__Given information__
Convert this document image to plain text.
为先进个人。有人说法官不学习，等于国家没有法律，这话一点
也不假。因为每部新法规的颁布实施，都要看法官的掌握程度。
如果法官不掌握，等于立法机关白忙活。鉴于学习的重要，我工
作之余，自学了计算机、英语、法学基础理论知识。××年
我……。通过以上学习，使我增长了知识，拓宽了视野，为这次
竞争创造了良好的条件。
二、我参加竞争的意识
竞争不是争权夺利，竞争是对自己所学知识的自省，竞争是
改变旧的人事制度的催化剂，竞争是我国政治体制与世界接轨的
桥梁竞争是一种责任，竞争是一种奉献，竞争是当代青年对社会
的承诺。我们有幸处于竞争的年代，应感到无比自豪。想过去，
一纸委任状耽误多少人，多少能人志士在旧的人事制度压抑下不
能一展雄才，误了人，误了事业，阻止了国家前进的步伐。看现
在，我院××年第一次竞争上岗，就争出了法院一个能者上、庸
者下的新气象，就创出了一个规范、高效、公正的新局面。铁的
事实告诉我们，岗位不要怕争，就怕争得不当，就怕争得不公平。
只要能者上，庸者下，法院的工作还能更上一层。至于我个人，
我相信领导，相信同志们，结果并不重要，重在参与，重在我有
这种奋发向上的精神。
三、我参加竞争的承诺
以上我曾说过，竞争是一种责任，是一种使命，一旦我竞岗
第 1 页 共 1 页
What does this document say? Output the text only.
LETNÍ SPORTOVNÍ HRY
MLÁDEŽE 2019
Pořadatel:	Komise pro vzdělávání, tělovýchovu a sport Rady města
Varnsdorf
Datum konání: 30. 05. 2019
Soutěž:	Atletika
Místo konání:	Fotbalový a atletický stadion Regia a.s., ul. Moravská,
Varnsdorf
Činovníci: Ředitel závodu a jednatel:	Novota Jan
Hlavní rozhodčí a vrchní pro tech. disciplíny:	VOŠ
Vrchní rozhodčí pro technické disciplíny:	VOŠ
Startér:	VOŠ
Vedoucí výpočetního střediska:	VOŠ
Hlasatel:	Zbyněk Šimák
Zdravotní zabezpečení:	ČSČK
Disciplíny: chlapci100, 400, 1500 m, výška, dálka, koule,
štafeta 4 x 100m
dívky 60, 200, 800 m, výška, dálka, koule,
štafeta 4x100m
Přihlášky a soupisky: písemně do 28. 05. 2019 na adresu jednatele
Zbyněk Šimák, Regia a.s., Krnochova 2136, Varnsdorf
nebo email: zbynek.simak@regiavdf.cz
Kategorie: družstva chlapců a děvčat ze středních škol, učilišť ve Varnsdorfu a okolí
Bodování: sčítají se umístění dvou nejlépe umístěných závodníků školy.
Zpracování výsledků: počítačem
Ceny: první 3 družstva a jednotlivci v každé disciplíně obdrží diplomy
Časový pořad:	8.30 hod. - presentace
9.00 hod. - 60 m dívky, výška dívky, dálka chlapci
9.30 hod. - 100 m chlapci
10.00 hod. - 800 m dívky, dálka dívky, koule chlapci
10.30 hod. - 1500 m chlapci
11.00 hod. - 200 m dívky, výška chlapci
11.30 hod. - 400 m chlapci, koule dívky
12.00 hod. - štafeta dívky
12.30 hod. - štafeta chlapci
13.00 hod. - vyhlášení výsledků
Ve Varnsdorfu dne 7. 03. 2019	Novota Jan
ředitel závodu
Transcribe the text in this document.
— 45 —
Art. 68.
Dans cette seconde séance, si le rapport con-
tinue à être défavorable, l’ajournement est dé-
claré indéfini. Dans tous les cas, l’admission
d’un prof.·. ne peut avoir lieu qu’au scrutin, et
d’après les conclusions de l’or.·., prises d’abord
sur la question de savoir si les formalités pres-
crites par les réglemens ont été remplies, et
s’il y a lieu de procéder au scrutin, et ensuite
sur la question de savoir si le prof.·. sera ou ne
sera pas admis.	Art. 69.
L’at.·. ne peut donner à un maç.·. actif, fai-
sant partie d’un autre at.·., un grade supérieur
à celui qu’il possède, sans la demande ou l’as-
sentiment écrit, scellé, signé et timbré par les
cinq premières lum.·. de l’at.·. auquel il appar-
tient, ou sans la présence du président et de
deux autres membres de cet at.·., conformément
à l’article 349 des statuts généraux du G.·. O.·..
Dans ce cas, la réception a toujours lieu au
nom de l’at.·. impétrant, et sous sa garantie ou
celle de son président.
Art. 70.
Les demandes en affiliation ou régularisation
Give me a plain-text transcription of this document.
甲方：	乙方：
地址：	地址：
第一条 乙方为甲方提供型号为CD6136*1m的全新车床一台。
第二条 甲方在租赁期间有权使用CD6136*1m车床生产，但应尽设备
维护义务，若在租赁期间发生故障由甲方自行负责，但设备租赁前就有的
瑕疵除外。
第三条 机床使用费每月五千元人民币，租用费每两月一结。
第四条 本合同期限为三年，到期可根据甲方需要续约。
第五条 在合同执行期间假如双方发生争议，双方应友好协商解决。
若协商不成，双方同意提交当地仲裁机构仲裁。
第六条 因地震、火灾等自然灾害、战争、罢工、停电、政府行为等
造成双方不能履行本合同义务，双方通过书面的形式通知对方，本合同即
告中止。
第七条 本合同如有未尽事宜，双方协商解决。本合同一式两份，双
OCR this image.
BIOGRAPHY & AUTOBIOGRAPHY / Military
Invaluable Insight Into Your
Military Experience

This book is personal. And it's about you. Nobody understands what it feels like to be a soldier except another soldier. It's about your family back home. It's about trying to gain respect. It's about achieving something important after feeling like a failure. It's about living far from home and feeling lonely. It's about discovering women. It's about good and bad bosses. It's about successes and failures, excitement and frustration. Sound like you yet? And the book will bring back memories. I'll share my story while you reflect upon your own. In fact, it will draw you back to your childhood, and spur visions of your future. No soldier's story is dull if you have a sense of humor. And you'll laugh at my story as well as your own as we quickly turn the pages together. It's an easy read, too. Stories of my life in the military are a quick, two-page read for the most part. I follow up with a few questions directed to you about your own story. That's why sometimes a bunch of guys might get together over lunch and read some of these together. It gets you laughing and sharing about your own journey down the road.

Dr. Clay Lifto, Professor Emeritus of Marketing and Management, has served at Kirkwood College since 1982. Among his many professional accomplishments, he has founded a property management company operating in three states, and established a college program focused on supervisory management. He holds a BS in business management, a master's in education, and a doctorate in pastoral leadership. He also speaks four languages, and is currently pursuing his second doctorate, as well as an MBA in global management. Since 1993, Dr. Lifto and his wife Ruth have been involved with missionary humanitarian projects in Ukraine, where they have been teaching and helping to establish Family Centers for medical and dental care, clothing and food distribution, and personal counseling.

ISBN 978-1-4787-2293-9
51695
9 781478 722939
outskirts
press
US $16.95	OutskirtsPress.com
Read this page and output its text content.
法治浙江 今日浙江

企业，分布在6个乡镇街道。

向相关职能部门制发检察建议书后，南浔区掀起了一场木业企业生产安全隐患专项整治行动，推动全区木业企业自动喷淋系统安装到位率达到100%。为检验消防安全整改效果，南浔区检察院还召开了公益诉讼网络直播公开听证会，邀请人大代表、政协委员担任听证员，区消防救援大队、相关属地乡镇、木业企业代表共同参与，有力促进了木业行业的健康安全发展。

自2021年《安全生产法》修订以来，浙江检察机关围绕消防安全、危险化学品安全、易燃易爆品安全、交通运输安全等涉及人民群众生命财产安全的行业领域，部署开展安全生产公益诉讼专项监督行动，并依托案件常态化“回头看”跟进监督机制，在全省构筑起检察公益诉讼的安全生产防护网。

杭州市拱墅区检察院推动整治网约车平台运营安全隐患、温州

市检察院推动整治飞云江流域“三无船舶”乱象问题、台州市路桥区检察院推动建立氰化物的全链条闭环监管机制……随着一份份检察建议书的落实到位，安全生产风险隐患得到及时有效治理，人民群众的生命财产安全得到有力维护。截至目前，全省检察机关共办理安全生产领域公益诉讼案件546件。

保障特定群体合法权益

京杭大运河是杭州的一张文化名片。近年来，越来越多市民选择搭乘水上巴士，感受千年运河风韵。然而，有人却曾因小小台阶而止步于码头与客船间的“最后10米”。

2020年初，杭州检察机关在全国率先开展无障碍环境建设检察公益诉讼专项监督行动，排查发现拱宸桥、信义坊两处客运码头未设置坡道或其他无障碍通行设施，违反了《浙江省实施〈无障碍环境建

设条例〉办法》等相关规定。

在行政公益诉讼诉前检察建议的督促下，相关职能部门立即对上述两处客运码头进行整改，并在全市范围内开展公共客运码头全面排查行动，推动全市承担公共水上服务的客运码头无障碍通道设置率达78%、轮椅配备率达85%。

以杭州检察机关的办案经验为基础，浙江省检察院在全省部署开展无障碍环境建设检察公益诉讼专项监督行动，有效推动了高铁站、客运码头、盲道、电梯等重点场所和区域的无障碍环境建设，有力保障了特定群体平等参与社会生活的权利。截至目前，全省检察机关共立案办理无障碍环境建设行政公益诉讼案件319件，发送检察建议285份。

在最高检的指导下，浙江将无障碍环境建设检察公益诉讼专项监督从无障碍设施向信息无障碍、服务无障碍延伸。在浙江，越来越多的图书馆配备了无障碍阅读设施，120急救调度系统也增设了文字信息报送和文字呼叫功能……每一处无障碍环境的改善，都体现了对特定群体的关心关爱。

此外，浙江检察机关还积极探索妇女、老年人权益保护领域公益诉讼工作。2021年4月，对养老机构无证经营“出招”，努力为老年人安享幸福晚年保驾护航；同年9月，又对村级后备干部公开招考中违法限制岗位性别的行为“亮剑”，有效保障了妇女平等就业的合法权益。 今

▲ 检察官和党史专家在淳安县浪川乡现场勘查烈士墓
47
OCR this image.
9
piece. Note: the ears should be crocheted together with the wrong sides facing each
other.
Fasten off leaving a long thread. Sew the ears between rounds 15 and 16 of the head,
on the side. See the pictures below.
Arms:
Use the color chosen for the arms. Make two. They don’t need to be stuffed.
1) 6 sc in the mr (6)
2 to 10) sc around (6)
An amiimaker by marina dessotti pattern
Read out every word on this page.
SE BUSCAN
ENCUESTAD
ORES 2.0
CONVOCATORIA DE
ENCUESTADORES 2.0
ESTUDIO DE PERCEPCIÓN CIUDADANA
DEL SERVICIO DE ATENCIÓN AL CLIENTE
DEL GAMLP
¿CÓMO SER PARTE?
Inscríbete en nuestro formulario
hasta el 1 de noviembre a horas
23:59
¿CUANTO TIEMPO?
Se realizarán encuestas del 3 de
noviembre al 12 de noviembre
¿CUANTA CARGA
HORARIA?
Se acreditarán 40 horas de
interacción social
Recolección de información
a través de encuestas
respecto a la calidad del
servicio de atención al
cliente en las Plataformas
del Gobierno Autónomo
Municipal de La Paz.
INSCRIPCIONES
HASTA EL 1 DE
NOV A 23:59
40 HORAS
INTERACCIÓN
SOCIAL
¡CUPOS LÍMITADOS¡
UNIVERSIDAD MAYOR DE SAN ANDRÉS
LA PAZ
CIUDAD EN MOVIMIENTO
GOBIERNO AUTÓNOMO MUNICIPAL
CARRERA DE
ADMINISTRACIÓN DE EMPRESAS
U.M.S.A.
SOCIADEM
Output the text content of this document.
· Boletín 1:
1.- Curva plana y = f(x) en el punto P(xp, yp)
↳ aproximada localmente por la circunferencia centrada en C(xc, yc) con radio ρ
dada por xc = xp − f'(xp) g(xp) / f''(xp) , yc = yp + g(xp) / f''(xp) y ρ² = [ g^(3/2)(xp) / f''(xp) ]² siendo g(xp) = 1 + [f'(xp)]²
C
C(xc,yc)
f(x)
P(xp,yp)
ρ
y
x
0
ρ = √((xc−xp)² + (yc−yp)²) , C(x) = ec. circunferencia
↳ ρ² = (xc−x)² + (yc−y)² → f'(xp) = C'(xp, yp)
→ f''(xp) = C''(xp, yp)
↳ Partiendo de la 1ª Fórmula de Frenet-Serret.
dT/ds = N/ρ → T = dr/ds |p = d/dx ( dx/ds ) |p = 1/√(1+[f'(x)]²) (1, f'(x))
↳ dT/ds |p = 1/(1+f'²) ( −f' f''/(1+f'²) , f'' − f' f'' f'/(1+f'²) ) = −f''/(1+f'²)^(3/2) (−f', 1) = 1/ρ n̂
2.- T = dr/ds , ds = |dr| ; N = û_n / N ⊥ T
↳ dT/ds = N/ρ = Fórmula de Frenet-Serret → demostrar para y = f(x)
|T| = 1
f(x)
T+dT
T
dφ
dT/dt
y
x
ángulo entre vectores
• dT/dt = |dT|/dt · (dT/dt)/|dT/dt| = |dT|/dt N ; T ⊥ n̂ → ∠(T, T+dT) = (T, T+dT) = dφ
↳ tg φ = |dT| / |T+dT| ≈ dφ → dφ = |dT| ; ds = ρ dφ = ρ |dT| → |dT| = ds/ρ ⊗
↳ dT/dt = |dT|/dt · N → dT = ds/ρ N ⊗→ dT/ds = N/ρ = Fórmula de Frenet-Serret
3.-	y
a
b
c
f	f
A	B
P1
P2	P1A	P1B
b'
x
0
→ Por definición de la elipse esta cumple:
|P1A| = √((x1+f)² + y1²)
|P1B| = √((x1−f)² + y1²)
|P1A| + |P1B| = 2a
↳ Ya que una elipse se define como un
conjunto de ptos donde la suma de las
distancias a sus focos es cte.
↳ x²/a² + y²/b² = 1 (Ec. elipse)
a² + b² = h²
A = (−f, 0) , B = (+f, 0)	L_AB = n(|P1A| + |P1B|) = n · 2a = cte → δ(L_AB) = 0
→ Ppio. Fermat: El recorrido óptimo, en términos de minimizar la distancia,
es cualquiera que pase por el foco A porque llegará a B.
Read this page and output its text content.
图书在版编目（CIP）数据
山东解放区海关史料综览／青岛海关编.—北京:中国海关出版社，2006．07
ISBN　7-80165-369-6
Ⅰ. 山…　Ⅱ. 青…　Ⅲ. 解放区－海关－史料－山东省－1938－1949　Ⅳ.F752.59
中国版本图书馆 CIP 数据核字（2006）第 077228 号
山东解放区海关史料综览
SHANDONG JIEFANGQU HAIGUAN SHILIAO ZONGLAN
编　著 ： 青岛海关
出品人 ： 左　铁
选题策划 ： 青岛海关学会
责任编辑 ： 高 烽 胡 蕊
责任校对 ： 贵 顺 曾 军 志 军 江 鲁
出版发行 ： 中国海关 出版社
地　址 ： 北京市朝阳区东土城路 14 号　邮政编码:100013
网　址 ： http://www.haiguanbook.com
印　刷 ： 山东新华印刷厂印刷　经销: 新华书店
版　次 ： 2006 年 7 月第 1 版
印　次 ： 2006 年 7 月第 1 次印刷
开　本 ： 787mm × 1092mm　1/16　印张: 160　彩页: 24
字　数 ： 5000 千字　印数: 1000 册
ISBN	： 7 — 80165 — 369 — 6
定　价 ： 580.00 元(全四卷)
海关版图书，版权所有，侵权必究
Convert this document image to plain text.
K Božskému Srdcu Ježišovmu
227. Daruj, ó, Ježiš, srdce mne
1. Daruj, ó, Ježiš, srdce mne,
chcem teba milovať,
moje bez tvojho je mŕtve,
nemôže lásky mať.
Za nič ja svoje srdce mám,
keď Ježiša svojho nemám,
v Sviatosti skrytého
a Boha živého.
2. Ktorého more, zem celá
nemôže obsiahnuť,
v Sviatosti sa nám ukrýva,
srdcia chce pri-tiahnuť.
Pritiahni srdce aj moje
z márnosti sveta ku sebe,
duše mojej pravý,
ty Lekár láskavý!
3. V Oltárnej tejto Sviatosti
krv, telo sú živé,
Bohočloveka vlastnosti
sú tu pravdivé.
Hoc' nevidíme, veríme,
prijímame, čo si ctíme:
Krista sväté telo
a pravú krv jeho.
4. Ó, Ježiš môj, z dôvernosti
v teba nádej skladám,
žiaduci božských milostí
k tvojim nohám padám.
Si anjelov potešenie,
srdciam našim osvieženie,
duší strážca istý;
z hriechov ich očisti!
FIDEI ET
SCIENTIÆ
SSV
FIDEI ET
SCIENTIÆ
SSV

__What to work on__
Where a line above holds the string "ears", show that line.

__Exercise solution__
piece. Note: the ears should be crocheted together with the wrong sides facing each
Fasten off leaving a long thread. Sew the ears between rounds 15 and 16 of the head,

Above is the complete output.